*Written instruction*
Locate all lines with the word "marker". Copy them.

[begin Entries supplied]

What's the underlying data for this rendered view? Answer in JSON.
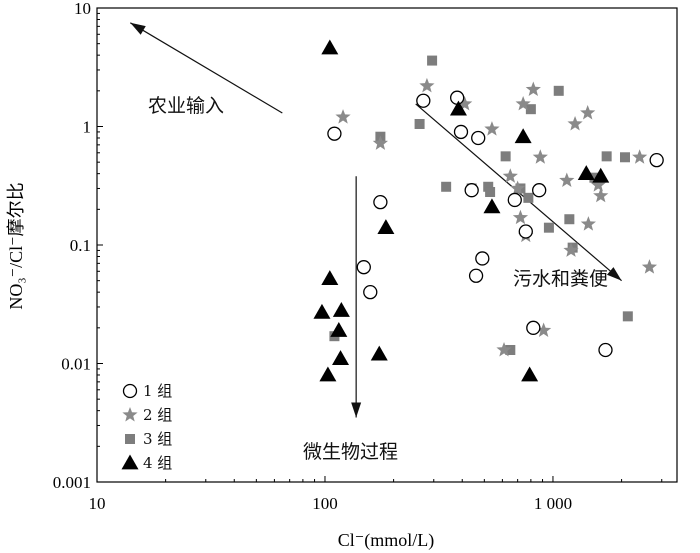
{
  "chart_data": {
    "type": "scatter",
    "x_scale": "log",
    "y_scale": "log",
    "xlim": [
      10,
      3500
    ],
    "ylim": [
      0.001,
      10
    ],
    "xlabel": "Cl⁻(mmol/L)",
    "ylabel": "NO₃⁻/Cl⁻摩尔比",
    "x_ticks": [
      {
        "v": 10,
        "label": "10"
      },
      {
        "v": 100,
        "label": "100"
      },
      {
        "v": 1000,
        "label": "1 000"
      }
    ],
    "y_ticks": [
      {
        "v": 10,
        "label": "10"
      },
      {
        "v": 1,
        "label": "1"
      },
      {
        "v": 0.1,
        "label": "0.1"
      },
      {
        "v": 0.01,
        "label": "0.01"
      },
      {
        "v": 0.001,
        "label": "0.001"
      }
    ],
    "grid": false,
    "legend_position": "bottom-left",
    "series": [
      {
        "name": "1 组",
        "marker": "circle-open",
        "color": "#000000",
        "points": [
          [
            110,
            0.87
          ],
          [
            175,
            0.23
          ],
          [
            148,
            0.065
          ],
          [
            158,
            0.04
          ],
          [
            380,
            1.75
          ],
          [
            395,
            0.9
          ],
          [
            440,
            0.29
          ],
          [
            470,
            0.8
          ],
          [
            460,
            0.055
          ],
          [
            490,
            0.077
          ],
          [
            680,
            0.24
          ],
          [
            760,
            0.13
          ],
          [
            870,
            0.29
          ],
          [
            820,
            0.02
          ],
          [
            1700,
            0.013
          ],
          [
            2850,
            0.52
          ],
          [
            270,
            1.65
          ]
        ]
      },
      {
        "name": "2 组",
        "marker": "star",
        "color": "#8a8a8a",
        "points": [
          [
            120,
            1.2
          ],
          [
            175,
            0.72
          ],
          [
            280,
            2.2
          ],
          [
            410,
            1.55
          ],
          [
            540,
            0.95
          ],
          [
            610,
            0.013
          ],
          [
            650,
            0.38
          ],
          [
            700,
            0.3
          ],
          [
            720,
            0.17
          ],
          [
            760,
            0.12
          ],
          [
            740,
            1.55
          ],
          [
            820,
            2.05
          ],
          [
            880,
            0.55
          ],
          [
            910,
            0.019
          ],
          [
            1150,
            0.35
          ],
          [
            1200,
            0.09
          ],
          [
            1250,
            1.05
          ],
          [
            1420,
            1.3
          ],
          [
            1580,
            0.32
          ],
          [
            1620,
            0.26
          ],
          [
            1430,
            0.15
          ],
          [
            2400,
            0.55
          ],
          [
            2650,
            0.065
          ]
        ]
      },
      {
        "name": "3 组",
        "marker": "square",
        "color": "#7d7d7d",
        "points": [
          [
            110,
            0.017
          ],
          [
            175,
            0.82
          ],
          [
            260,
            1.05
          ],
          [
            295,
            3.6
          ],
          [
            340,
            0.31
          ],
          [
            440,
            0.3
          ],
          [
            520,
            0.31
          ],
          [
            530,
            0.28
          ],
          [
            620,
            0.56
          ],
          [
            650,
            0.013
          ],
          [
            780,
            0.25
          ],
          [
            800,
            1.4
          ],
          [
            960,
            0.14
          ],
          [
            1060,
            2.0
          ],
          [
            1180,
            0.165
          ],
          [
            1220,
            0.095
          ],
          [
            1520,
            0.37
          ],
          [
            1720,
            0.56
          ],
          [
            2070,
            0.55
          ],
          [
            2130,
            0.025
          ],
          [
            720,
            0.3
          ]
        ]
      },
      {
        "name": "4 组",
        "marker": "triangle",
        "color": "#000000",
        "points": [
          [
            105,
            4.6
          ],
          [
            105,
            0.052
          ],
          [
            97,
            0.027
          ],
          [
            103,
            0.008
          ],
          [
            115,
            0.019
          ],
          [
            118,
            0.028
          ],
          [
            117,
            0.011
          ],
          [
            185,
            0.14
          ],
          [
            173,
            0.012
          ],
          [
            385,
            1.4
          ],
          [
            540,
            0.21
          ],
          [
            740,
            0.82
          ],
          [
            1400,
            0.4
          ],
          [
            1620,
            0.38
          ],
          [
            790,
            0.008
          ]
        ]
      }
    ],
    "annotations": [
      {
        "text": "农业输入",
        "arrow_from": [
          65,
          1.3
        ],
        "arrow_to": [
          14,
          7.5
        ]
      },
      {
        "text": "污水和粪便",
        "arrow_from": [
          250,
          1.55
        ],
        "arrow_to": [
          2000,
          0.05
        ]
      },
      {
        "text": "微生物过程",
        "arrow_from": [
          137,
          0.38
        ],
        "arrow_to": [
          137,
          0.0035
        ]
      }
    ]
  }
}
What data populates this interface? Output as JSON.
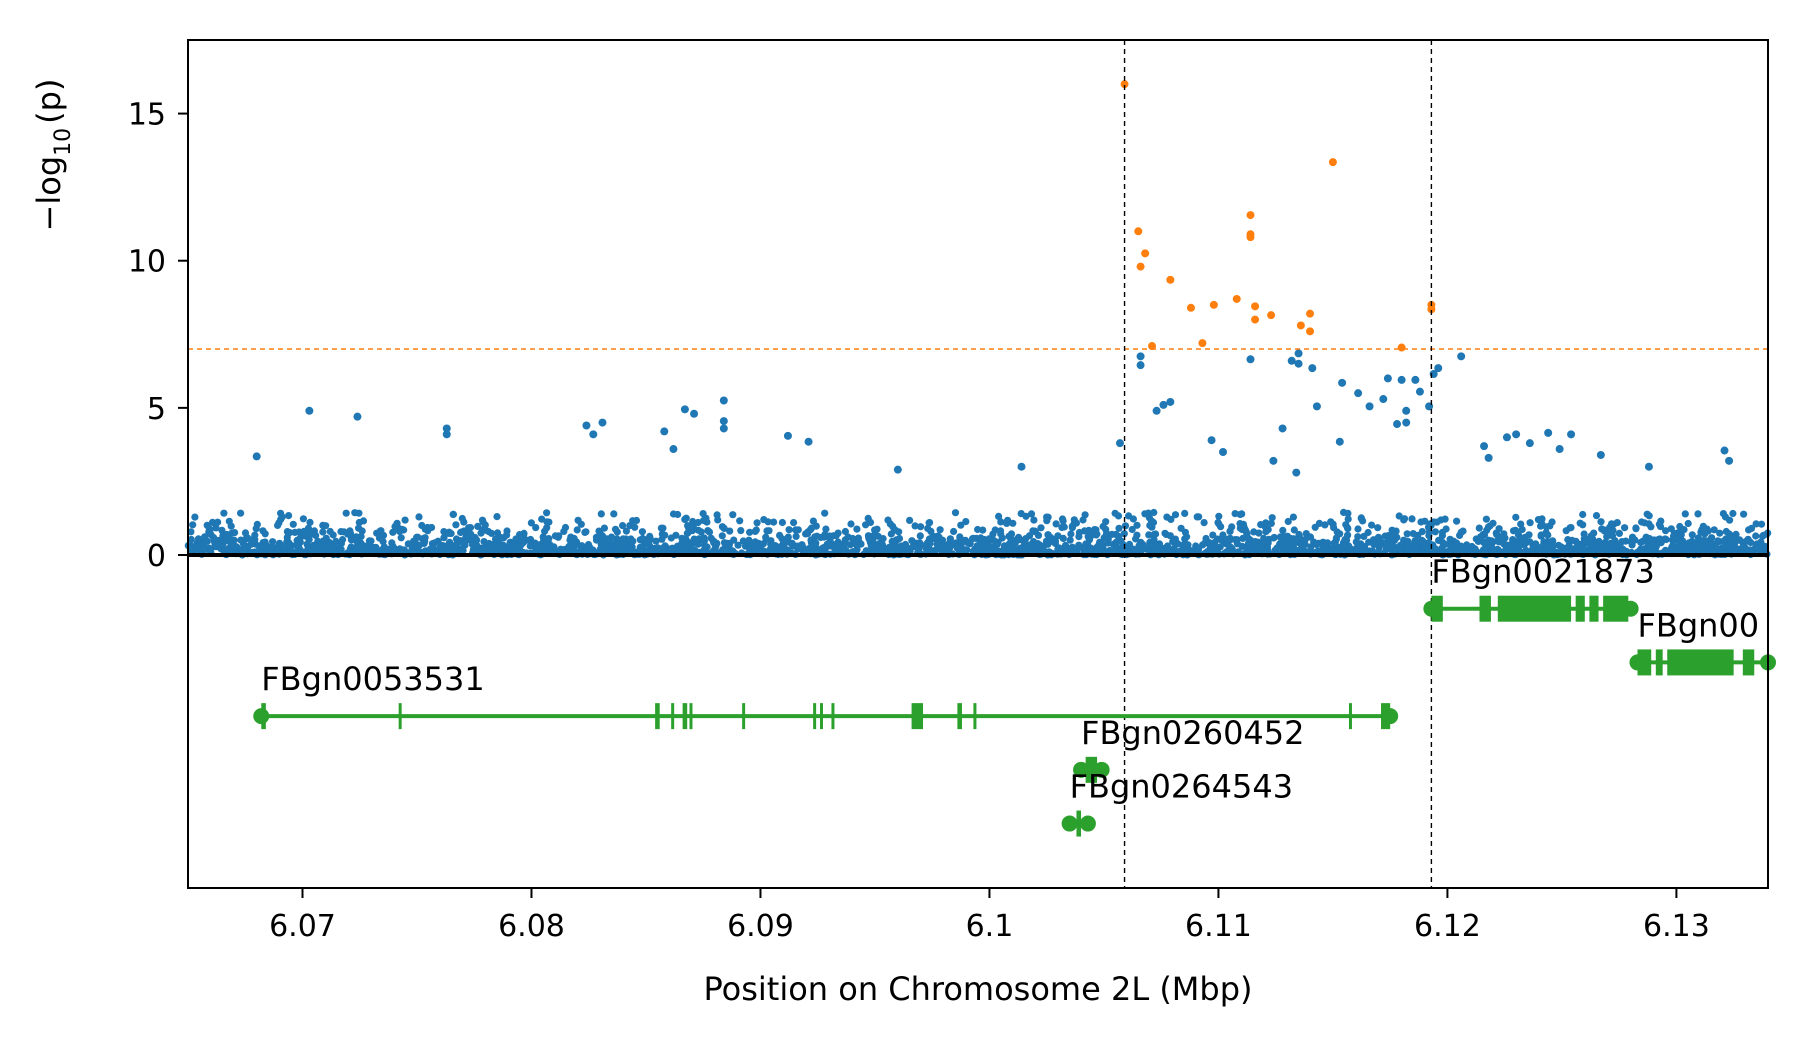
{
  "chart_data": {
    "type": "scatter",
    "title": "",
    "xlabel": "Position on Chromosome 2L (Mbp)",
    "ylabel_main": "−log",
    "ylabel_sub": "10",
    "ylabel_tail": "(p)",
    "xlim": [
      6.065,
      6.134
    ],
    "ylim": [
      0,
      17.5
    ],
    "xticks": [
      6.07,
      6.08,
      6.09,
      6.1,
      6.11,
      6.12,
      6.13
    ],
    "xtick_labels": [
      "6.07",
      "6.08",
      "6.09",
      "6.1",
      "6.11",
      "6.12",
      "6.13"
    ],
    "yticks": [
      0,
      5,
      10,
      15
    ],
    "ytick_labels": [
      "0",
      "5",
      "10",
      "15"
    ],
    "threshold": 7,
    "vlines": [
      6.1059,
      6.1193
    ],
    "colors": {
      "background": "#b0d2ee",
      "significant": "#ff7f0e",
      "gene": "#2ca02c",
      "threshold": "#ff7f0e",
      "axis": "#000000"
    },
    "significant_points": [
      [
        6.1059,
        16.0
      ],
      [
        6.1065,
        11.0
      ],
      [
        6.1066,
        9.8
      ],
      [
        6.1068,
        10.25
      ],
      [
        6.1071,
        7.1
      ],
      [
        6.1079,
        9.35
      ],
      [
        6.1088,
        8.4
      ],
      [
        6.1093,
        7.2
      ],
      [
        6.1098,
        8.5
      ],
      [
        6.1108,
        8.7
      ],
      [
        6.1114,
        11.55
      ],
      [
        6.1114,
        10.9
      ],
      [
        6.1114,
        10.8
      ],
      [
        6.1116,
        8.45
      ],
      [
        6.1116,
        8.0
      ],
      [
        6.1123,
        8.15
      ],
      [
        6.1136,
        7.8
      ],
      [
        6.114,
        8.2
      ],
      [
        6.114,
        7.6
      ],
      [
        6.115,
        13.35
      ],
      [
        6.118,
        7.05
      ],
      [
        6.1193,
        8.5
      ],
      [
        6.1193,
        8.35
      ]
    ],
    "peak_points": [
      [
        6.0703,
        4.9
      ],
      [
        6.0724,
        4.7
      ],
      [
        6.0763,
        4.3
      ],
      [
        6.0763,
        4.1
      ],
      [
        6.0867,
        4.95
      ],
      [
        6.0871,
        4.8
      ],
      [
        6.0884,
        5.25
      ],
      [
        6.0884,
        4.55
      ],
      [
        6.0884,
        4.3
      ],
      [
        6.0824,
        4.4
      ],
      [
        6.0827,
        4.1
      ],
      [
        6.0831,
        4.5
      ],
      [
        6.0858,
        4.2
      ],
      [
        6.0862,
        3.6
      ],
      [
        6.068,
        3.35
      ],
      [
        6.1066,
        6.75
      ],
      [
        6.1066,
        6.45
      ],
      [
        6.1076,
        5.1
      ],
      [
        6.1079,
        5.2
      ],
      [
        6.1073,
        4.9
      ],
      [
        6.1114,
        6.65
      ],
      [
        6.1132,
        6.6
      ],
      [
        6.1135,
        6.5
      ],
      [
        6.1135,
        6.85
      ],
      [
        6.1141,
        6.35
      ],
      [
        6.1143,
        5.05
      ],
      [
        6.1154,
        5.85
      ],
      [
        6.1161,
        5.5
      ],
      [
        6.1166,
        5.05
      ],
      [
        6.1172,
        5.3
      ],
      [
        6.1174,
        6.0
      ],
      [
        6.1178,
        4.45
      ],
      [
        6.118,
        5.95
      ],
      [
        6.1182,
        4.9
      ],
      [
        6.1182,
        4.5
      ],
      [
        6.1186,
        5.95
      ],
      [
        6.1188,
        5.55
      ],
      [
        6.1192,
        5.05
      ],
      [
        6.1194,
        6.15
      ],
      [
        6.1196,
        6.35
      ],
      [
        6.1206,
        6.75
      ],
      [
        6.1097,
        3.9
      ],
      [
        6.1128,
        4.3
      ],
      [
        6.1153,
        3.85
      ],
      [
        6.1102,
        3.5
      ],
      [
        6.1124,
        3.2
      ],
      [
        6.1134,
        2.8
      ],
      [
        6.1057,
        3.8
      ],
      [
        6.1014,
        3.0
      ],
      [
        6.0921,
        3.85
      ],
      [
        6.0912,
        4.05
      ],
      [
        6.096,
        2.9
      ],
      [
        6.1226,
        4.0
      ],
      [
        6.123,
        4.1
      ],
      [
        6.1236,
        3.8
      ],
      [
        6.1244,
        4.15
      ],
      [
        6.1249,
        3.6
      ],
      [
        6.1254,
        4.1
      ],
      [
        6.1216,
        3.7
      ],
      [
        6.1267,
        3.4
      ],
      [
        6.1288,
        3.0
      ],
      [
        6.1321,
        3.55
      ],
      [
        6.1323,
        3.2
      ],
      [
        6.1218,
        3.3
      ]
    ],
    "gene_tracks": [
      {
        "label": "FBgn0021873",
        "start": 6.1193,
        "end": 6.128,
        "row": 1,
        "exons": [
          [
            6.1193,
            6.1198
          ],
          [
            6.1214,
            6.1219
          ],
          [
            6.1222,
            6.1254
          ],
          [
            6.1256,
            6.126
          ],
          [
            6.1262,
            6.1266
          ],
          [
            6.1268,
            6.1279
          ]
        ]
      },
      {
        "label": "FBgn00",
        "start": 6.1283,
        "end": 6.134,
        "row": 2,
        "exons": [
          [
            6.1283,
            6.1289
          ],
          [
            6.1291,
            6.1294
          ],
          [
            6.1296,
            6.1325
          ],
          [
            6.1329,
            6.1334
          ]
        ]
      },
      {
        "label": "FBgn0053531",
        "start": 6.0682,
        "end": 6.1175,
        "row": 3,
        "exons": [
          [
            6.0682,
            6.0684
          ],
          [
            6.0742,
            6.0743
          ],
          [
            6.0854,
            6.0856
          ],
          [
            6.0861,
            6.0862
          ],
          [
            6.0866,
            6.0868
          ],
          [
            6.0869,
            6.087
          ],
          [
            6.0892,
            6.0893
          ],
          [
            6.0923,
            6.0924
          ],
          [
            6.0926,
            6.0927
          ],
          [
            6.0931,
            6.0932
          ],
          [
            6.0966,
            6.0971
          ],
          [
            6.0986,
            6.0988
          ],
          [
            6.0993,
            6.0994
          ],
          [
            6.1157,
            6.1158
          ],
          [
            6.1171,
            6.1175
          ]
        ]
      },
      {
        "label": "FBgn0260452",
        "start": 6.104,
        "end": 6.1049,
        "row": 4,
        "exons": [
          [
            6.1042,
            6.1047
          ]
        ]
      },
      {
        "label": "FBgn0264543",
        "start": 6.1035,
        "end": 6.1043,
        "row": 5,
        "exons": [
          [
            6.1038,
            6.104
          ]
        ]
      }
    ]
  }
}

[end Entries supplied]

*Solution*
        "marker": "circle-open",
        "marker": "star",
        "marker": "square",
        "marker": "triangle",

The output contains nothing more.